- Your objective -
Scan the data below and report how many lines include the word "JSON". Nothing else is wanted.

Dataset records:
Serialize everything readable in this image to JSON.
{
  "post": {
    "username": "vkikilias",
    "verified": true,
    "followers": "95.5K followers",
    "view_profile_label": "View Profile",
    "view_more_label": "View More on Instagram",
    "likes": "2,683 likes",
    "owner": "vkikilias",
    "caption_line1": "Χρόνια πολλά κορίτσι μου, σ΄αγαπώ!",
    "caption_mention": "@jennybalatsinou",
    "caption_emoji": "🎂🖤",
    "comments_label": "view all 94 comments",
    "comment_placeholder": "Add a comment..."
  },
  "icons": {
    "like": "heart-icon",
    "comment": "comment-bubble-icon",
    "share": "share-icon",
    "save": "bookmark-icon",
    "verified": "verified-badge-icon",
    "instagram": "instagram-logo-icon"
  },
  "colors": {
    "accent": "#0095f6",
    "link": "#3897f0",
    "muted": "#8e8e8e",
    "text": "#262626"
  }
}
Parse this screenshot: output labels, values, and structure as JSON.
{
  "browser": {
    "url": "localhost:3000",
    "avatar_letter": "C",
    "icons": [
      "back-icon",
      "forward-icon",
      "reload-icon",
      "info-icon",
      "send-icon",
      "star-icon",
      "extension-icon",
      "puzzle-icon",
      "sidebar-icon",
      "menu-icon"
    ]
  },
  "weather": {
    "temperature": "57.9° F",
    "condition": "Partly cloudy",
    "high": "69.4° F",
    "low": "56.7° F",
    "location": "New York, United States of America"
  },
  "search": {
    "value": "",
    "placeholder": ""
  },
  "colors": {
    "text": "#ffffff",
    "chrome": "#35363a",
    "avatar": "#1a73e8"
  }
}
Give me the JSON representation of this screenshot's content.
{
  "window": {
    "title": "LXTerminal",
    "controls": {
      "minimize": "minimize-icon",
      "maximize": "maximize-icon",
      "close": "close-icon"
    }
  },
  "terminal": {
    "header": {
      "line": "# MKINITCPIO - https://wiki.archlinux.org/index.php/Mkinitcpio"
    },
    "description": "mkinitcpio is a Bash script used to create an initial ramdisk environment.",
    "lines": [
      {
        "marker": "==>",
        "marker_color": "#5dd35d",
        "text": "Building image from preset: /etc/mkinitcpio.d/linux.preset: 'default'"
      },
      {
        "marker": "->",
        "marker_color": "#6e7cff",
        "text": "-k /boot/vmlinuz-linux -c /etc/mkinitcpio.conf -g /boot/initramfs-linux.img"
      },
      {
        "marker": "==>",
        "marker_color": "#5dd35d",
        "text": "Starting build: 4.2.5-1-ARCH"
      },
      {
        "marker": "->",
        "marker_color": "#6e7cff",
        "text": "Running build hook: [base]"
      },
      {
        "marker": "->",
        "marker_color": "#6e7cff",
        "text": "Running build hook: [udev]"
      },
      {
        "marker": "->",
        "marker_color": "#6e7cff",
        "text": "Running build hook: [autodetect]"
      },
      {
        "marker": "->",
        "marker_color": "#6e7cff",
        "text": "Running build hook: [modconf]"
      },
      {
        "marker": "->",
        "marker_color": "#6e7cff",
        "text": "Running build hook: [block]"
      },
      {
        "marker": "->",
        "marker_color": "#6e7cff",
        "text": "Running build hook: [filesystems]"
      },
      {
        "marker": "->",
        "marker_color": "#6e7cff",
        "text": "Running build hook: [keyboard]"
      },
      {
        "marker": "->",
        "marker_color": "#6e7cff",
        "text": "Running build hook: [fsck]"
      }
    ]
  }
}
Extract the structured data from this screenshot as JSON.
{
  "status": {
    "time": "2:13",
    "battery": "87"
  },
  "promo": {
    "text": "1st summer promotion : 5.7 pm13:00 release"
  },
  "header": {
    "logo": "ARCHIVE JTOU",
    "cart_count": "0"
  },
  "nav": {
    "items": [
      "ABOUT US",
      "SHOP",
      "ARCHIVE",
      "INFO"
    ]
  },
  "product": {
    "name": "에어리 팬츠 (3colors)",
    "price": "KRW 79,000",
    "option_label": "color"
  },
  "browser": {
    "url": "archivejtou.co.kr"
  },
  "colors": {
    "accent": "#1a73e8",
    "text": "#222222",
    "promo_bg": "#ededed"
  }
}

- Exercise answer -
4